* Aim
Please repeat all of the listing exactly.

* Task input
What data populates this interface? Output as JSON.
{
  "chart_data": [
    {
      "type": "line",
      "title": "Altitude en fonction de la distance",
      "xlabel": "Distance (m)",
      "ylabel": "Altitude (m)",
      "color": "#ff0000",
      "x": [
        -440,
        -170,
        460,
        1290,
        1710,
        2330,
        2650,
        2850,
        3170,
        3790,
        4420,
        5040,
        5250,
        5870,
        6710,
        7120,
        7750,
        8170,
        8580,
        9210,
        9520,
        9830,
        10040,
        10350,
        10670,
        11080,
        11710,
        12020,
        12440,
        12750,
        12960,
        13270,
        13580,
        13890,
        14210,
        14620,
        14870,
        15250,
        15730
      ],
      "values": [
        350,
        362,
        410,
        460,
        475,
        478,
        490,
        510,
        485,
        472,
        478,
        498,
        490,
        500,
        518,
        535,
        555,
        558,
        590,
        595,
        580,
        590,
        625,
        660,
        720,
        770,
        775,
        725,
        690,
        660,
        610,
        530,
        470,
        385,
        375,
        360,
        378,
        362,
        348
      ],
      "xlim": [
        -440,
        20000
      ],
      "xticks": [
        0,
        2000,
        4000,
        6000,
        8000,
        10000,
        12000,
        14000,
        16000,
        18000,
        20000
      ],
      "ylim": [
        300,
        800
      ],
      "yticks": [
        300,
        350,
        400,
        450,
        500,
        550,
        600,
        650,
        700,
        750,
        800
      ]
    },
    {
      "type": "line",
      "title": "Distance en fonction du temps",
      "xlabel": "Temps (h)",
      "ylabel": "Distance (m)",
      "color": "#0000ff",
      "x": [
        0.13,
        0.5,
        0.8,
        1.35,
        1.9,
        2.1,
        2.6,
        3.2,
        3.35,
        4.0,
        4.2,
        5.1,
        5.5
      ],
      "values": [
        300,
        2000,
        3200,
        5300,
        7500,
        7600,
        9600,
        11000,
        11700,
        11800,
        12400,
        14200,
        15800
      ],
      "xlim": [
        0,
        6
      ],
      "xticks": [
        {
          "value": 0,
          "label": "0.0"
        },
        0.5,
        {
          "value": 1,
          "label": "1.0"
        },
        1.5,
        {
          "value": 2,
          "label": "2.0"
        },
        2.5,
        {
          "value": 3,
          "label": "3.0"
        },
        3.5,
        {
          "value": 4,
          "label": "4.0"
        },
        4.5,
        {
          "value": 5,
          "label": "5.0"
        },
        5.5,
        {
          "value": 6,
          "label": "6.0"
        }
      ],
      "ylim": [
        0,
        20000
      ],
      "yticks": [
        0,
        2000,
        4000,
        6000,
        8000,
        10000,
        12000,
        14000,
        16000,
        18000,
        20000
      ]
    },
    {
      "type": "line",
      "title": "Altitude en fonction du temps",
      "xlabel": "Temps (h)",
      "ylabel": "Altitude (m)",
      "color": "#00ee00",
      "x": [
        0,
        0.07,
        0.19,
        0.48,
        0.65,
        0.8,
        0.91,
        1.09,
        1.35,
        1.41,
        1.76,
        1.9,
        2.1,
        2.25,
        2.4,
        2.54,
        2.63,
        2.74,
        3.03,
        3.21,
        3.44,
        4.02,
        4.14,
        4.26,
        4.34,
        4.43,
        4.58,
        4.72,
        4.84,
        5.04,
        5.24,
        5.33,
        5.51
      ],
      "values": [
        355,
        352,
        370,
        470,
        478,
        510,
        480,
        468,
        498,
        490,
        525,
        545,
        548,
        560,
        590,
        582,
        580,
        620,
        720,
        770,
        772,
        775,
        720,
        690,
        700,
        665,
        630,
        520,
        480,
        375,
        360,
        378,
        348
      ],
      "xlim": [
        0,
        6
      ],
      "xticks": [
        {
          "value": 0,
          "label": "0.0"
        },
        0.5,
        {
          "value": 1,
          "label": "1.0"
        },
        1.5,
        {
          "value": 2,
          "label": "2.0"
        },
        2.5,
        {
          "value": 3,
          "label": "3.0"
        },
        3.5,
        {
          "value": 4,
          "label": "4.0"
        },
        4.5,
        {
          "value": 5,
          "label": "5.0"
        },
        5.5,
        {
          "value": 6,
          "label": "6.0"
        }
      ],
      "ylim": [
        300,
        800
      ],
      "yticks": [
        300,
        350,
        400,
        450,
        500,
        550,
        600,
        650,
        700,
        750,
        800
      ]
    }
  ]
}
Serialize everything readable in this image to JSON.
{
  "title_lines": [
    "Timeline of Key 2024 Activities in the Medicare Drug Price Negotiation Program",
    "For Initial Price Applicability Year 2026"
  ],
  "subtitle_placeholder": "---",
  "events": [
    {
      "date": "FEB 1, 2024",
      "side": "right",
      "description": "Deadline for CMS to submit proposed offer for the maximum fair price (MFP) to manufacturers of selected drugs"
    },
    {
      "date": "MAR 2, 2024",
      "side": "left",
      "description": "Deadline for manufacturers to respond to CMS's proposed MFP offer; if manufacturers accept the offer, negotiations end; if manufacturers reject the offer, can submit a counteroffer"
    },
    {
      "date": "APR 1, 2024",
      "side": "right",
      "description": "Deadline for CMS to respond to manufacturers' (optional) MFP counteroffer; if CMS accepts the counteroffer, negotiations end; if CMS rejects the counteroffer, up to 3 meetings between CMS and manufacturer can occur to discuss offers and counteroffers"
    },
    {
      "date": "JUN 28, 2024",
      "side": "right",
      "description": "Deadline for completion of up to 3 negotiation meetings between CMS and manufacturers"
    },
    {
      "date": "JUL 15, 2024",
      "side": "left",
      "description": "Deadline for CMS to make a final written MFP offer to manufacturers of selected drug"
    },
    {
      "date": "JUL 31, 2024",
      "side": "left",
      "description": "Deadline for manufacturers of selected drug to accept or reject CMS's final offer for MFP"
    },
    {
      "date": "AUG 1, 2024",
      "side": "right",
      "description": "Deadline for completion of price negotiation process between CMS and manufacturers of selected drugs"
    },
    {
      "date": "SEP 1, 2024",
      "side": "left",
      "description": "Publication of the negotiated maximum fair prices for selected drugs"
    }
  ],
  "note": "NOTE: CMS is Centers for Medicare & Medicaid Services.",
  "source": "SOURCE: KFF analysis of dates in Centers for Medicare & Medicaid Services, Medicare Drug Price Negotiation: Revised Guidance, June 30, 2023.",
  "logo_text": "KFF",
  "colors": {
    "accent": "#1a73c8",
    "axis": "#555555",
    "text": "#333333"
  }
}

* Worked answer
What data populates this interface? Output as JSON.
{
  "chart_data": [
    {
      "type": "line",
      "title": "Altitude en fonction de la distance",
      "xlabel": "Distance (m)",
      "ylabel": "Altitude (m)",
      "color": "#ff0000",
      "x": [
        -440,
        -170,
        460,
        1290,
        1710,
        2330,
        2650,
        2850,
        3170,
        3790,
        4420,
        5040,
        5250,
        5870,
        6710,
        7120,
        7750,
        8170,
        8580,
        9210,
        9520,
        9830,
        10040,
        10350,
        10670,
        11080,
        11710,
        12020,
        12440,
        12750,
        12960,
        13270,
        13580,
        13890,
        14210,
        14620,
        14870,
        15250,
        15730
      ],
      "values": [
        350,
        362,
        410,
        460,
        475,
        478,
        490,
        510,
        485,
        472,
        478,
        498,
        490,
        500,
        518,
        535,
        555,
        558,
        590,
        595,
        580,
        590,
        625,
        660,
        720,
        770,
        775,
        725,
        690,
        660,
        610,
        530,
        470,
        385,
        375,
        360,
        378,
        362,
        348
      ],
      "xlim": [
        -440,
        20000
      ],
      "xticks": [
        0,
        2000,
        4000,
        6000,
        8000,
        10000,
        12000,
        14000,
        16000,
        18000,
        20000
      ],
      "ylim": [
        300,
        800
      ],
      "yticks": [
        300,
        350,
        400,
        450,
        500,
        550,
        600,
        650,
        700,
        750,
        800
      ]
    },
    {
      "type": "line",
      "title": "Distance en fonction du temps",
      "xlabel": "Temps (h)",
      "ylabel": "Distance (m)",
      "color": "#0000ff",
      "x": [
        0.13,
        0.5,
        0.8,
        1.35,
        1.9,
        2.1,
        2.6,
        3.2,
        3.35,
        4.0,
        4.2,
        5.1,
        5.5
      ],
      "values": [
        300,
        2000,
        3200,
        5300,
        7500,
        7600,
        9600,
        11000,
        11700,
        11800,
        12400,
        14200,
        15800
      ],
      "xlim": [
        0,
        6
      ],
      "xticks": [
        {
          "value": 0,
          "label": "0.0"
        },
        0.5,
        {
          "value": 1,
          "label": "1.0"
        },
        1.5,
        {
          "value": 2,
          "label": "2.0"
        },
        2.5,
        {
          "value": 3,
          "label": "3.0"
        },
        3.5,
        {
          "value": 4,
          "label": "4.0"
        },
        4.5,
        {
          "value": 5,
          "label": "5.0"
        },
        5.5,
        {
          "value": 6,
          "label": "6.0"
        }
      ],
      "ylim": [
        0,
        20000
      ],
      "yticks": [
        0,
        2000,
        4000,
        6000,
        8000,
        10000,
        12000,
        14000,
        16000,
        18000,
        20000
      ]
    },
    {
      "type": "line",
      "title": "Altitude en fonction du temps",
      "xlabel": "Temps (h)",
      "ylabel": "Altitude (m)",
      "color": "#00ee00",
      "x": [
        0,
        0.07,
        0.19,
        0.48,
        0.65,
        0.8,
        0.91,
        1.09,
        1.35,
        1.41,
        1.76,
        1.9,
        2.1,
        2.25,
        2.4,
        2.54,
        2.63,
        2.74,
        3.03,
        3.21,
        3.44,
        4.02,
        4.14,
        4.26,
        4.34,
        4.43,
        4.58,
        4.72,
        4.84,
        5.04,
        5.24,
        5.33,
        5.51
      ],
      "values": [
        355,
        352,
        370,
        470,
        478,
        510,
        480,
        468,
        498,
        490,
        525,
        545,
        548,
        560,
        590,
        582,
        580,
        620,
        720,
        770,
        772,
        775,
        720,
        690,
        700,
        665,
        630,
        520,
        480,
        375,
        360,
        378,
        348
      ],
      "xlim": [
        0,
        6
      ],
      "xticks": [
        {
          "value": 0,
          "label": "0.0"
        },
        0.5,
        {
          "value": 1,
          "label": "1.0"
        },
        1.5,
        {
          "value": 2,
          "label": "2.0"
        },
        2.5,
        {
          "value": 3,
          "label": "3.0"
        },
        3.5,
        {
          "value": 4,
          "label": "4.0"
        },
        4.5,
        {
          "value": 5,
          "label": "5.0"
        },
        5.5,
        {
          "value": 6,
          "label": "6.0"
        }
      ],
      "ylim": [
        300,
        800
      ],
      "yticks": [
        300,
        350,
        400,
        450,
        500,
        550,
        600,
        650,
        700,
        750,
        800
      ]
    }
  ]
}
Serialize everything readable in this image to JSON.
{
  "title_lines": [
    "Timeline of Key 2024 Activities in the Medicare Drug Price Negotiation Program",
    "For Initial Price Applicability Year 2026"
  ],
  "subtitle_placeholder": "---",
  "events": [
    {
      "date": "FEB 1, 2024",
      "side": "right",
      "description": "Deadline for CMS to submit proposed offer for the maximum fair price (MFP) to manufacturers of selected drugs"
    },
    {
      "date": "MAR 2, 2024",
      "side": "left",
      "description": "Deadline for manufacturers to respond to CMS's proposed MFP offer; if manufacturers accept the offer, negotiations end; if manufacturers reject the offer, can submit a counteroffer"
    },
    {
      "date": "APR 1, 2024",
      "side": "right",
      "description": "Deadline for CMS to respond to manufacturers' (optional) MFP counteroffer; if CMS accepts the counteroffer, negotiations end; if CMS rejects the counteroffer, up to 3 meetings between CMS and manufacturer can occur to discuss offers and counteroffers"
    },
    {
      "date": "JUN 28, 2024",
      "side": "right",
      "description": "Deadline for completion of up to 3 negotiation meetings between CMS and manufacturers"
    },
    {
      "date": "JUL 15, 2024",
      "side": "left",
      "description": "Deadline for CMS to make a final written MFP offer to manufacturers of selected drug"
    },
    {
      "date": "JUL 31, 2024",
      "side": "left",
      "description": "Deadline for manufacturers of selected drug to accept or reject CMS's final offer for MFP"
    },
    {
      "date": "AUG 1, 2024",
      "side": "right",
      "description": "Deadline for completion of price negotiation process between CMS and manufacturers of selected drugs"
    },
    {
      "date": "SEP 1, 2024",
      "side": "left",
      "description": "Publication of the negotiated maximum fair prices for selected drugs"
    }
  ],
  "note": "NOTE: CMS is Centers for Medicare & Medicaid Services.",
  "source": "SOURCE: KFF analysis of dates in Centers for Medicare & Medicaid Services, Medicare Drug Price Negotiation: Revised Guidance, June 30, 2023.",
  "logo_text": "KFF",
  "colors": {
    "accent": "#1a73c8",
    "axis": "#555555",
    "text": "#333333"
  }
}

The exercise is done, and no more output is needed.